-- START --
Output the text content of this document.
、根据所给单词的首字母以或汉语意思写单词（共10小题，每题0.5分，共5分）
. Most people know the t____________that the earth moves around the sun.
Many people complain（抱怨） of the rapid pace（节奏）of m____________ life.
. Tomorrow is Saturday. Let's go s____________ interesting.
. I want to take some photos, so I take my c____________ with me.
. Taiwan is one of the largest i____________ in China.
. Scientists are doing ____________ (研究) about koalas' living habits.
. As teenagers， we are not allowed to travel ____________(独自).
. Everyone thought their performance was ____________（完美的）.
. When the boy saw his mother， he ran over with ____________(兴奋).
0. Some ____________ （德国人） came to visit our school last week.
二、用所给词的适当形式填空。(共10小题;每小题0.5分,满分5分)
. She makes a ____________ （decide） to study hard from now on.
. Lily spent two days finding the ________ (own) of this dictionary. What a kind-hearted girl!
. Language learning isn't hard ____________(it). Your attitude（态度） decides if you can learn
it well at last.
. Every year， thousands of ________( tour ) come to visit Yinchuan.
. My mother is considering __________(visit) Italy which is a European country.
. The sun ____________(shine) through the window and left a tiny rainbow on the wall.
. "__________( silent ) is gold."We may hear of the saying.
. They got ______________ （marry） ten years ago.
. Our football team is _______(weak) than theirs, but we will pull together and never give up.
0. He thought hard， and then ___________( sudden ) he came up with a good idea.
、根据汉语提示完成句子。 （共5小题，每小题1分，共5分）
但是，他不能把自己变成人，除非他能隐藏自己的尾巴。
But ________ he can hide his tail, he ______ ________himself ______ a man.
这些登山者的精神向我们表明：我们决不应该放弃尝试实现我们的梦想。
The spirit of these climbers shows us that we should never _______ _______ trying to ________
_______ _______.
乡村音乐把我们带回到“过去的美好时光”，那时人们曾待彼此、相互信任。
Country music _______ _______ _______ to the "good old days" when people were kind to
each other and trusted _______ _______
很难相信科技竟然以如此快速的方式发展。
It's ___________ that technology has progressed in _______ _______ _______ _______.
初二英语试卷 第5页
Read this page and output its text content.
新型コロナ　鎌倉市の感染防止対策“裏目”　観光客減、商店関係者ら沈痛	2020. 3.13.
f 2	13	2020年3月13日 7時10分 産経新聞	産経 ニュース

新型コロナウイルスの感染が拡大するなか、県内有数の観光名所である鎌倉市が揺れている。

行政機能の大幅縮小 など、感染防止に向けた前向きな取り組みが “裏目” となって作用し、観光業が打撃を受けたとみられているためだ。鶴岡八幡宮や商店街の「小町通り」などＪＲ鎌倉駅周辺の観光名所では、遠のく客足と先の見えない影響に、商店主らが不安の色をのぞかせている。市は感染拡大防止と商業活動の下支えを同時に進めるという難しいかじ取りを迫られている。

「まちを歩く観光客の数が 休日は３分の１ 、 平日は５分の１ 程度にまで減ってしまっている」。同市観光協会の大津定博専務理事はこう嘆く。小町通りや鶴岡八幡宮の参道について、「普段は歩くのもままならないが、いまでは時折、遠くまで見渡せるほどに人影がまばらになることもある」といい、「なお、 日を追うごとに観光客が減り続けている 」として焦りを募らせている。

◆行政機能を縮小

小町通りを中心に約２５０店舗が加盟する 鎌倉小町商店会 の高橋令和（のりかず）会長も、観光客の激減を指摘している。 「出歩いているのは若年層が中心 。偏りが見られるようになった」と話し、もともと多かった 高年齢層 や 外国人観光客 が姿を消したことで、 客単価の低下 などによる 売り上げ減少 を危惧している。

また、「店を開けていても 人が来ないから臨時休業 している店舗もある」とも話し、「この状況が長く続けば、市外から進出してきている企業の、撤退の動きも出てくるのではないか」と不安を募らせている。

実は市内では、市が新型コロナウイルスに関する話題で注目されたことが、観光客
-- END --
• _Requirement_
Pull out every line above that holds the word "never".

• _Final result_
. Our football team is _______(weak) than theirs, but we will pull together and never give up.
The spirit of these climbers shows us that we should never _______ _______ trying to ________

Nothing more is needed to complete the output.